## Extracted entries
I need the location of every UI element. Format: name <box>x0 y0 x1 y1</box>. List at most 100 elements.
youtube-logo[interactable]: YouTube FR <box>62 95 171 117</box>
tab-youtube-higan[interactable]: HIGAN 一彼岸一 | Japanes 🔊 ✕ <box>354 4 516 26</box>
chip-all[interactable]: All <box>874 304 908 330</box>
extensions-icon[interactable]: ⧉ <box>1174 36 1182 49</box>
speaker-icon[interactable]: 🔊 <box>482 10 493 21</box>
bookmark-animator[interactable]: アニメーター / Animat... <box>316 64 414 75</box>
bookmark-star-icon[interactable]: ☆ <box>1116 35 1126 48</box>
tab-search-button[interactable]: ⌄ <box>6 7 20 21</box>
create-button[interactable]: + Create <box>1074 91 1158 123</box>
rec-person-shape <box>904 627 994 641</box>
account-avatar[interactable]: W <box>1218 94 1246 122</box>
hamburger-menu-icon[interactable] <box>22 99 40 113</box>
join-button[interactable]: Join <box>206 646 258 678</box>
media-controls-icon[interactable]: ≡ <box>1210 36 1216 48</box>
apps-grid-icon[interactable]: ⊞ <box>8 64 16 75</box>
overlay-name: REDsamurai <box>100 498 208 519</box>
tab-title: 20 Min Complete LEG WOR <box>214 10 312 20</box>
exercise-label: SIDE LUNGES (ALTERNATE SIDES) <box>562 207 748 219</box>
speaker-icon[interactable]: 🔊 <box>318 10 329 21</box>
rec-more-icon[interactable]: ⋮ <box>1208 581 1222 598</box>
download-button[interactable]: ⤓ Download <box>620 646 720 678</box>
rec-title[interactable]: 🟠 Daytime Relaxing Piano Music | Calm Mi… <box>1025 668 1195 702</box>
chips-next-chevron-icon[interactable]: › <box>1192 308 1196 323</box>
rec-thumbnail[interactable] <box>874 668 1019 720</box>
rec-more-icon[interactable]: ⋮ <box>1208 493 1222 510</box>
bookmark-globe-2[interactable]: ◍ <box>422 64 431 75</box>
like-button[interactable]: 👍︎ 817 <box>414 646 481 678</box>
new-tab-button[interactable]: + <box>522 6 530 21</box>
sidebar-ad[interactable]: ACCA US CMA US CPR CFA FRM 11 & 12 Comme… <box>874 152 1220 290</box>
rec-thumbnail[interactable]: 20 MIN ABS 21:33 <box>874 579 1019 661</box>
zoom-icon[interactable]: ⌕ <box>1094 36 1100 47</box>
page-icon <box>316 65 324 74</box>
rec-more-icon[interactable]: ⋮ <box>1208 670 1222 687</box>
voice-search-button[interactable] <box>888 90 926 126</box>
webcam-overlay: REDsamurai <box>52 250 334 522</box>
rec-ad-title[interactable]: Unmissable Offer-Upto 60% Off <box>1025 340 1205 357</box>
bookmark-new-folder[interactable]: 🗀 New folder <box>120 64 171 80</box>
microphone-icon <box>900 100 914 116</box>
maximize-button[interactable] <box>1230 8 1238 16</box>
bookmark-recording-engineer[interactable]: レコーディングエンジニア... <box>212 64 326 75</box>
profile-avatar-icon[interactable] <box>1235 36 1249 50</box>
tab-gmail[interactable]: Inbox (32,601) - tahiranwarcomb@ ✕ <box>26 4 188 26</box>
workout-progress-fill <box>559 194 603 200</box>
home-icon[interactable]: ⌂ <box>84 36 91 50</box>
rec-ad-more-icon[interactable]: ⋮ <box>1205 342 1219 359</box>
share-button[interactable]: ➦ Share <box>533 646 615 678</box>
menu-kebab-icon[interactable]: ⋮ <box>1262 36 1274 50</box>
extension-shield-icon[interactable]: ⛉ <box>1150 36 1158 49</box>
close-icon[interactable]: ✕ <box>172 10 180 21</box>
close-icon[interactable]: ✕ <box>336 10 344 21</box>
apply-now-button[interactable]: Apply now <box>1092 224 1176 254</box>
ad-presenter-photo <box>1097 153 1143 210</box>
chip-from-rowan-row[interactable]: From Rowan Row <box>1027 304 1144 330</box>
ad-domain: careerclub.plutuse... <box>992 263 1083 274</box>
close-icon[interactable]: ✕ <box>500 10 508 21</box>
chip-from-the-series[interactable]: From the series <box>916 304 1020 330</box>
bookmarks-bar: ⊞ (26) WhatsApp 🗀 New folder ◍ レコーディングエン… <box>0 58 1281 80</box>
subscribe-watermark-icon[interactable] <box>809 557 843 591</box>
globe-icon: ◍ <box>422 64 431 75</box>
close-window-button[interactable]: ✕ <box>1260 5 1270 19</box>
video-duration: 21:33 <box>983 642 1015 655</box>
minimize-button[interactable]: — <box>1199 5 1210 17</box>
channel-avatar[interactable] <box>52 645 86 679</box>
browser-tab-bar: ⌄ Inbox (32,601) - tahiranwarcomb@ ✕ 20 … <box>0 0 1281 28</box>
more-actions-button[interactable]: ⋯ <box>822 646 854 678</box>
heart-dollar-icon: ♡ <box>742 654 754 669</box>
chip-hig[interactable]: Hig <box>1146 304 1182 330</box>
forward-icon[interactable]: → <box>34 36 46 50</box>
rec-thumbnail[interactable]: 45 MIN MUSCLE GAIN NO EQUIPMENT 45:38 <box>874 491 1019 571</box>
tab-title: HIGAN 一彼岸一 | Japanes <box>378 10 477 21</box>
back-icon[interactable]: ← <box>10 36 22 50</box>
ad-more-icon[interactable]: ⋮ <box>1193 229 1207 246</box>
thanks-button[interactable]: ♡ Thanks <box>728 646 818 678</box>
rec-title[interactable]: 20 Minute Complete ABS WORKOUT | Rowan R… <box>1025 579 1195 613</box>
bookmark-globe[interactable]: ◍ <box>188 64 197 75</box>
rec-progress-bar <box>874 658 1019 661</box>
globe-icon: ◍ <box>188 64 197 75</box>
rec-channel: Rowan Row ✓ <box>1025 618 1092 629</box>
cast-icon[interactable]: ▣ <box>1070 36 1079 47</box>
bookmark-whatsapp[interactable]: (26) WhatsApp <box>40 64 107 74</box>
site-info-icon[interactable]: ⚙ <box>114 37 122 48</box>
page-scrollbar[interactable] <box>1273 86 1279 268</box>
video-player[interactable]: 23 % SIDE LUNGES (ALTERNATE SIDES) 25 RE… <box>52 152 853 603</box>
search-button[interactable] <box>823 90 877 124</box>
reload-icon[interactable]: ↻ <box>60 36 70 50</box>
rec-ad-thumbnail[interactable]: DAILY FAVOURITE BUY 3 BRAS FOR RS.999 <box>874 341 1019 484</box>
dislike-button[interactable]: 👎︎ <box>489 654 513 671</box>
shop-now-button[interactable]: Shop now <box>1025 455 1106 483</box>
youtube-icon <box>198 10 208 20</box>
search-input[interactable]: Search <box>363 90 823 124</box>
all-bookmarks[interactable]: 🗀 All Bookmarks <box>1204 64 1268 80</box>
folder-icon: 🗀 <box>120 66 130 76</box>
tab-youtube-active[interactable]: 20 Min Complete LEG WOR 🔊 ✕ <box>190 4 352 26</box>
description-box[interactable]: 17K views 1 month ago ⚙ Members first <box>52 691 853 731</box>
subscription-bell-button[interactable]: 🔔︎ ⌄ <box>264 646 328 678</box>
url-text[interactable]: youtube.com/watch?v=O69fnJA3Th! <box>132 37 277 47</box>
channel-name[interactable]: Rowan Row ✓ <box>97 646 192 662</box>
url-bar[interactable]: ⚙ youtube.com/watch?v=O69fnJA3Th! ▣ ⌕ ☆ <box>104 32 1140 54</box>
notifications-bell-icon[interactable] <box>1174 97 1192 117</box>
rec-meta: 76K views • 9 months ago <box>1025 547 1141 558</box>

## Exercise goal
Transcribe the material above line for line, with no changes.

## Final result
I need the location of every UI element. Format: name <box>x0 y0 x1 y1</box>. List at most 100 elements.
youtube-logo[interactable]: YouTube FR <box>62 95 171 117</box>
tab-youtube-higan[interactable]: HIGAN 一彼岸一 | Japanes 🔊 ✕ <box>354 4 516 26</box>
chip-all[interactable]: All <box>874 304 908 330</box>
extensions-icon[interactable]: ⧉ <box>1174 36 1182 49</box>
speaker-icon[interactable]: 🔊 <box>482 10 493 21</box>
bookmark-animator[interactable]: アニメーター / Animat... <box>316 64 414 75</box>
bookmark-star-icon[interactable]: ☆ <box>1116 35 1126 48</box>
tab-search-button[interactable]: ⌄ <box>6 7 20 21</box>
create-button[interactable]: + Create <box>1074 91 1158 123</box>
rec-person-shape <box>904 627 994 641</box>
account-avatar[interactable]: W <box>1218 94 1246 122</box>
hamburger-menu-icon[interactable] <box>22 99 40 113</box>
join-button[interactable]: Join <box>206 646 258 678</box>
media-controls-icon[interactable]: ≡ <box>1210 36 1216 48</box>
apps-grid-icon[interactable]: ⊞ <box>8 64 16 75</box>
overlay-name: REDsamurai <box>100 498 208 519</box>
tab-title: 20 Min Complete LEG WOR <box>214 10 312 20</box>
exercise-label: SIDE LUNGES (ALTERNATE SIDES) <box>562 207 748 219</box>
speaker-icon[interactable]: 🔊 <box>318 10 329 21</box>
rec-more-icon[interactable]: ⋮ <box>1208 581 1222 598</box>
download-button[interactable]: ⤓ Download <box>620 646 720 678</box>
rec-title[interactable]: 🟠 Daytime Relaxing Piano Music | Calm Mi… <box>1025 668 1195 702</box>
chips-next-chevron-icon[interactable]: › <box>1192 308 1196 323</box>
rec-thumbnail[interactable] <box>874 668 1019 720</box>
rec-more-icon[interactable]: ⋮ <box>1208 493 1222 510</box>
bookmark-globe-2[interactable]: ◍ <box>422 64 431 75</box>
like-button[interactable]: 👍︎ 817 <box>414 646 481 678</box>
new-tab-button[interactable]: + <box>522 6 530 21</box>
sidebar-ad[interactable]: ACCA US CMA US CPR CFA FRM 11 & 12 Comme… <box>874 152 1220 290</box>
rec-thumbnail[interactable]: 20 MIN ABS 21:33 <box>874 579 1019 661</box>
zoom-icon[interactable]: ⌕ <box>1094 36 1100 47</box>
page-icon <box>316 65 324 74</box>
rec-more-icon[interactable]: ⋮ <box>1208 670 1222 687</box>
voice-search-button[interactable] <box>888 90 926 126</box>
webcam-overlay: REDsamurai <box>52 250 334 522</box>
rec-ad-title[interactable]: Unmissable Offer-Upto 60% Off <box>1025 340 1205 357</box>
bookmark-new-folder[interactable]: 🗀 New folder <box>120 64 171 80</box>
microphone-icon <box>900 100 914 116</box>
maximize-button[interactable] <box>1230 8 1238 16</box>
bookmark-recording-engineer[interactable]: レコーディングエンジニア... <box>212 64 326 75</box>
profile-avatar-icon[interactable] <box>1235 36 1249 50</box>
tab-gmail[interactable]: Inbox (32,601) - tahiranwarcomb@ ✕ <box>26 4 188 26</box>
workout-progress-fill <box>559 194 603 200</box>
home-icon[interactable]: ⌂ <box>84 36 91 50</box>
rec-ad-more-icon[interactable]: ⋮ <box>1205 342 1219 359</box>
share-button[interactable]: ➦ Share <box>533 646 615 678</box>
menu-kebab-icon[interactable]: ⋮ <box>1262 36 1274 50</box>
extension-shield-icon[interactable]: ⛉ <box>1150 36 1158 49</box>
close-icon[interactable]: ✕ <box>172 10 180 21</box>
close-icon[interactable]: ✕ <box>336 10 344 21</box>
apply-now-button[interactable]: Apply now <box>1092 224 1176 254</box>
ad-presenter-photo <box>1097 153 1143 210</box>
chip-from-rowan-row[interactable]: From Rowan Row <box>1027 304 1144 330</box>
ad-domain: careerclub.plutuse... <box>992 263 1083 274</box>
close-icon[interactable]: ✕ <box>500 10 508 21</box>
chip-from-the-series[interactable]: From the series <box>916 304 1020 330</box>
bookmarks-bar: ⊞ (26) WhatsApp 🗀 New folder ◍ レコーディングエン… <box>0 58 1281 80</box>
subscribe-watermark-icon[interactable] <box>809 557 843 591</box>
globe-icon: ◍ <box>422 64 431 75</box>
close-window-button[interactable]: ✕ <box>1260 5 1270 19</box>
video-duration: 21:33 <box>983 642 1015 655</box>
minimize-button[interactable]: — <box>1199 5 1210 17</box>
channel-avatar[interactable] <box>52 645 86 679</box>
browser-tab-bar: ⌄ Inbox (32,601) - tahiranwarcomb@ ✕ 20 … <box>0 0 1281 28</box>
more-actions-button[interactable]: ⋯ <box>822 646 854 678</box>
heart-dollar-icon: ♡ <box>742 654 754 669</box>
chip-hig[interactable]: Hig <box>1146 304 1182 330</box>
forward-icon[interactable]: → <box>34 36 46 50</box>
rec-thumbnail[interactable]: 45 MIN MUSCLE GAIN NO EQUIPMENT 45:38 <box>874 491 1019 571</box>
tab-title: HIGAN 一彼岸一 | Japanes <box>378 10 477 21</box>
back-icon[interactable]: ← <box>10 36 22 50</box>
ad-more-icon[interactable]: ⋮ <box>1193 229 1207 246</box>
thanks-button[interactable]: ♡ Thanks <box>728 646 818 678</box>
rec-title[interactable]: 20 Minute Complete ABS WORKOUT | Rowan R… <box>1025 579 1195 613</box>
bookmark-globe[interactable]: ◍ <box>188 64 197 75</box>
rec-progress-bar <box>874 658 1019 661</box>
globe-icon: ◍ <box>188 64 197 75</box>
rec-channel: Rowan Row ✓ <box>1025 618 1092 629</box>
cast-icon[interactable]: ▣ <box>1070 36 1079 47</box>
bookmark-whatsapp[interactable]: (26) WhatsApp <box>40 64 107 74</box>
site-info-icon[interactable]: ⚙ <box>114 37 122 48</box>
page-scrollbar[interactable] <box>1273 86 1279 268</box>
video-player[interactable]: 23 % SIDE LUNGES (ALTERNATE SIDES) 25 RE… <box>52 152 853 603</box>
search-button[interactable] <box>823 90 877 124</box>
reload-icon[interactable]: ↻ <box>60 36 70 50</box>
rec-ad-thumbnail[interactable]: DAILY FAVOURITE BUY 3 BRAS FOR RS.999 <box>874 341 1019 484</box>
dislike-button[interactable]: 👎︎ <box>489 654 513 671</box>
shop-now-button[interactable]: Shop now <box>1025 455 1106 483</box>
youtube-icon <box>198 10 208 20</box>
search-input[interactable]: Search <box>363 90 823 124</box>
all-bookmarks[interactable]: 🗀 All Bookmarks <box>1204 64 1268 80</box>
folder-icon: 🗀 <box>120 66 130 76</box>
tab-youtube-active[interactable]: 20 Min Complete LEG WOR 🔊 ✕ <box>190 4 352 26</box>
description-box[interactable]: 17K views 1 month ago ⚙ Members first <box>52 691 853 731</box>
subscription-bell-button[interactable]: 🔔︎ ⌄ <box>264 646 328 678</box>
url-text[interactable]: youtube.com/watch?v=O69fnJA3Th! <box>132 37 277 47</box>
channel-name[interactable]: Rowan Row ✓ <box>97 646 192 662</box>
url-bar[interactable]: ⚙ youtube.com/watch?v=O69fnJA3Th! ▣ ⌕ ☆ <box>104 32 1140 54</box>
notifications-bell-icon[interactable] <box>1174 97 1192 117</box>
rec-meta: 76K views • 9 months ago <box>1025 547 1141 558</box>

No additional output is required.